GIVEN DATA
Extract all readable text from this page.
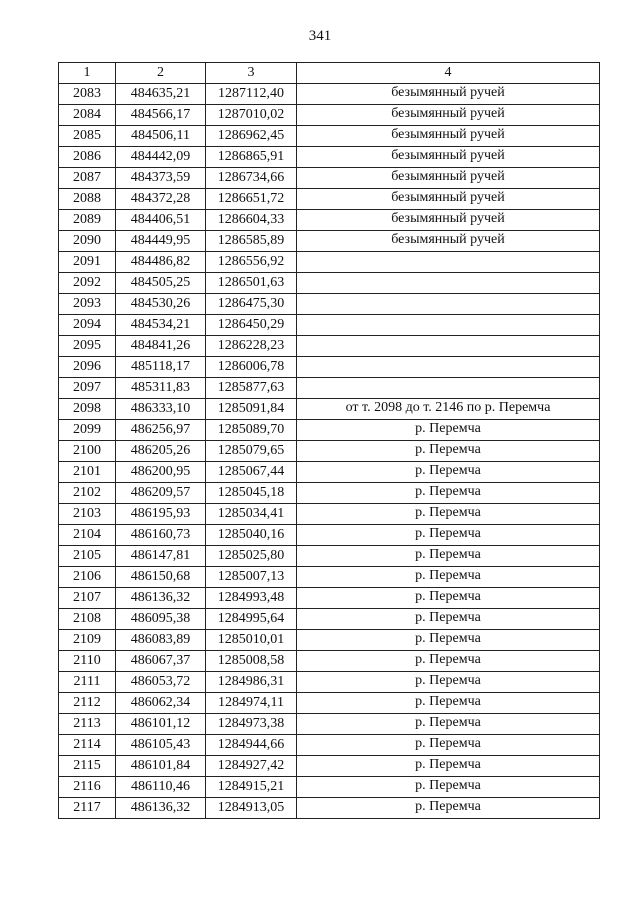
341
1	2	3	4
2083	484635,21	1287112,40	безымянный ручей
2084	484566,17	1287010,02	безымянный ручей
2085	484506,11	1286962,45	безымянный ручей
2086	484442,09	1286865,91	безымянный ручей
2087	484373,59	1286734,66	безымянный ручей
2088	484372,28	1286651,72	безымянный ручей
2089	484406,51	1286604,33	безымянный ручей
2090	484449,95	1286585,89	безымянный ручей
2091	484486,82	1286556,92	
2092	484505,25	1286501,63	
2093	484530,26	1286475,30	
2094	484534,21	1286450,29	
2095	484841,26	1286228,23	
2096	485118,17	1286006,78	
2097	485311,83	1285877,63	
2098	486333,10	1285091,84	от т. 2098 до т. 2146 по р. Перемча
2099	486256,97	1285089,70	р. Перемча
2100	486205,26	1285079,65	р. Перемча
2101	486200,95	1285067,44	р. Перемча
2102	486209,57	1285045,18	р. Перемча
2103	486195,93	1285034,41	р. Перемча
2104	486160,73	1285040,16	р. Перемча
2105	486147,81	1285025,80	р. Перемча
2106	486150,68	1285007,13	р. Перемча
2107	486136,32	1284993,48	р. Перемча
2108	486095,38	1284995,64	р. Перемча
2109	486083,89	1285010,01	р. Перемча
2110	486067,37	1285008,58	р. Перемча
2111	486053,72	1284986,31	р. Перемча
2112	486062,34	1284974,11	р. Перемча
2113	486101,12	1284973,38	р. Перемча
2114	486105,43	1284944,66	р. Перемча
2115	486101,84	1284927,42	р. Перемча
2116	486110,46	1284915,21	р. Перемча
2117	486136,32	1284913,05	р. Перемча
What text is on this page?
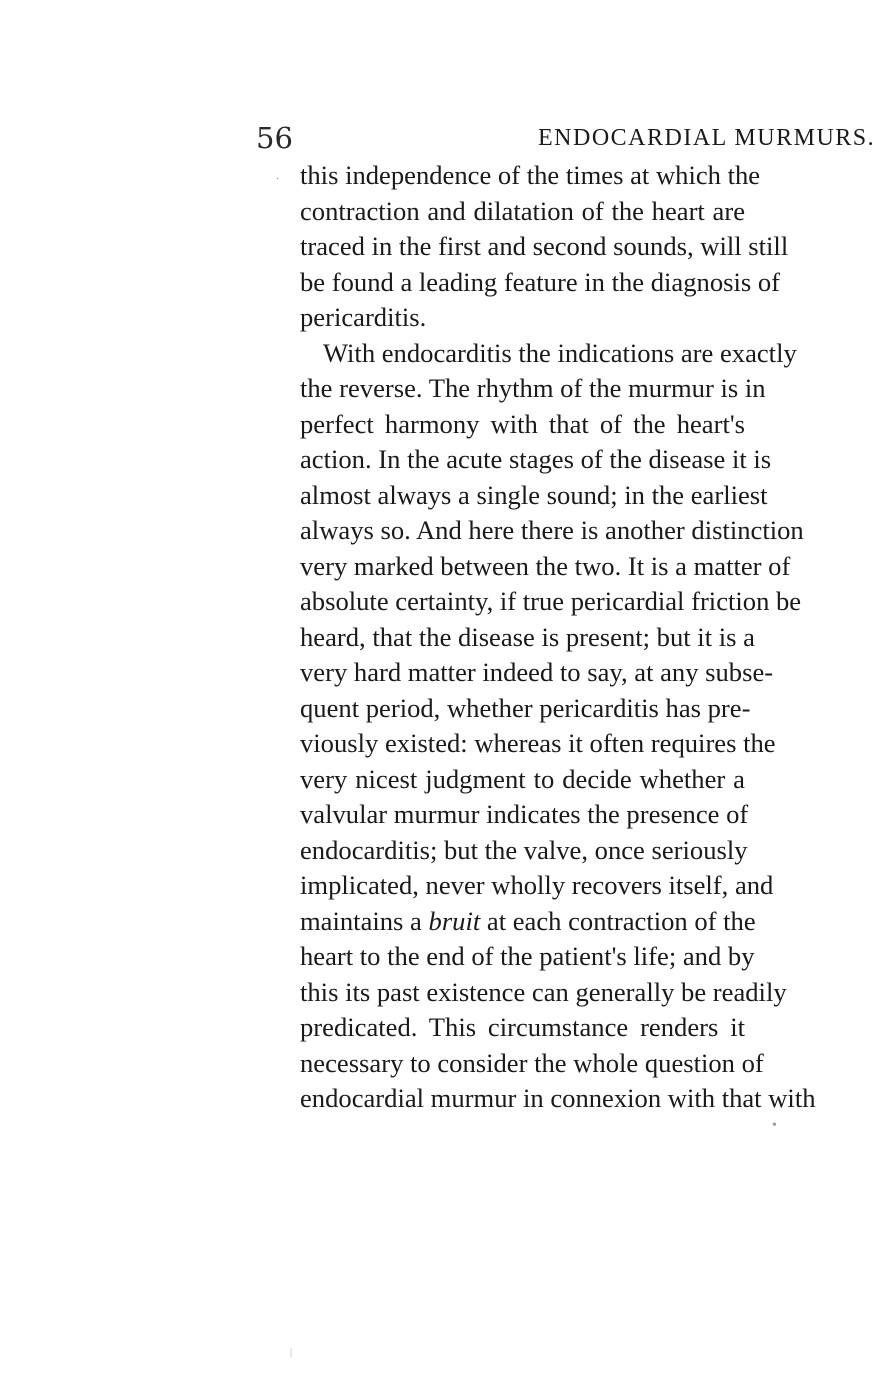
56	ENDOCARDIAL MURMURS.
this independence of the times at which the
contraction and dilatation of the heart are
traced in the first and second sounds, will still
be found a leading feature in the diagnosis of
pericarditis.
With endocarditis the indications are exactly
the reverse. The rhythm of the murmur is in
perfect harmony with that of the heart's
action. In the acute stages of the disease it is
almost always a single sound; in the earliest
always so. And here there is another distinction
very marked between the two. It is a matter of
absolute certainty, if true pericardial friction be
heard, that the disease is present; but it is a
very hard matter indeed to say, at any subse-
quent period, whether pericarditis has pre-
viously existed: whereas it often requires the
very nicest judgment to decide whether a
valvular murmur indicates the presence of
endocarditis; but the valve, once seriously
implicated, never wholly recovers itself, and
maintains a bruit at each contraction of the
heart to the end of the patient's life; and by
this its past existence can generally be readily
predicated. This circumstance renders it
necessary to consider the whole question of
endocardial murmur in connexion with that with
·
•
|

INSTRUCTIONS TO FOLLOW
Copy each line above precisely, dropping the pictures.

REPLY
Extract all readable text from this page.
341
1	2	3	4
2083	484635,21	1287112,40	безымянный ручей
2084	484566,17	1287010,02	безымянный ручей
2085	484506,11	1286962,45	безымянный ручей
2086	484442,09	1286865,91	безымянный ручей
2087	484373,59	1286734,66	безымянный ручей
2088	484372,28	1286651,72	безымянный ручей
2089	484406,51	1286604,33	безымянный ручей
2090	484449,95	1286585,89	безымянный ручей
2091	484486,82	1286556,92	
2092	484505,25	1286501,63	
2093	484530,26	1286475,30	
2094	484534,21	1286450,29	
2095	484841,26	1286228,23	
2096	485118,17	1286006,78	
2097	485311,83	1285877,63	
2098	486333,10	1285091,84	от т. 2098 до т. 2146 по р. Перемча
2099	486256,97	1285089,70	р. Перемча
2100	486205,26	1285079,65	р. Перемча
2101	486200,95	1285067,44	р. Перемча
2102	486209,57	1285045,18	р. Перемча
2103	486195,93	1285034,41	р. Перемча
2104	486160,73	1285040,16	р. Перемча
2105	486147,81	1285025,80	р. Перемча
2106	486150,68	1285007,13	р. Перемча
2107	486136,32	1284993,48	р. Перемча
2108	486095,38	1284995,64	р. Перемча
2109	486083,89	1285010,01	р. Перемча
2110	486067,37	1285008,58	р. Перемча
2111	486053,72	1284986,31	р. Перемча
2112	486062,34	1284974,11	р. Перемча
2113	486101,12	1284973,38	р. Перемча
2114	486105,43	1284944,66	р. Перемча
2115	486101,84	1284927,42	р. Перемча
2116	486110,46	1284915,21	р. Перемча
2117	486136,32	1284913,05	р. Перемча
What text is on this page?
56	ENDOCARDIAL MURMURS.
this independence of the times at which the
contraction and dilatation of the heart are
traced in the first and second sounds, will still
be found a leading feature in the diagnosis of
pericarditis.
With endocarditis the indications are exactly
the reverse. The rhythm of the murmur is in
perfect harmony with that of the heart's
action. In the acute stages of the disease it is
almost always a single sound; in the earliest
always so. And here there is another distinction
very marked between the two. It is a matter of
absolute certainty, if true pericardial friction be
heard, that the disease is present; but it is a
very hard matter indeed to say, at any subse-
quent period, whether pericarditis has pre-
viously existed: whereas it often requires the
very nicest judgment to decide whether a
valvular murmur indicates the presence of
endocarditis; but the valve, once seriously
implicated, never wholly recovers itself, and
maintains a bruit at each contraction of the
heart to the end of the patient's life; and by
this its past existence can generally be readily
predicated. This circumstance renders it
necessary to consider the whole question of
endocardial murmur in connexion with that with
·
•
|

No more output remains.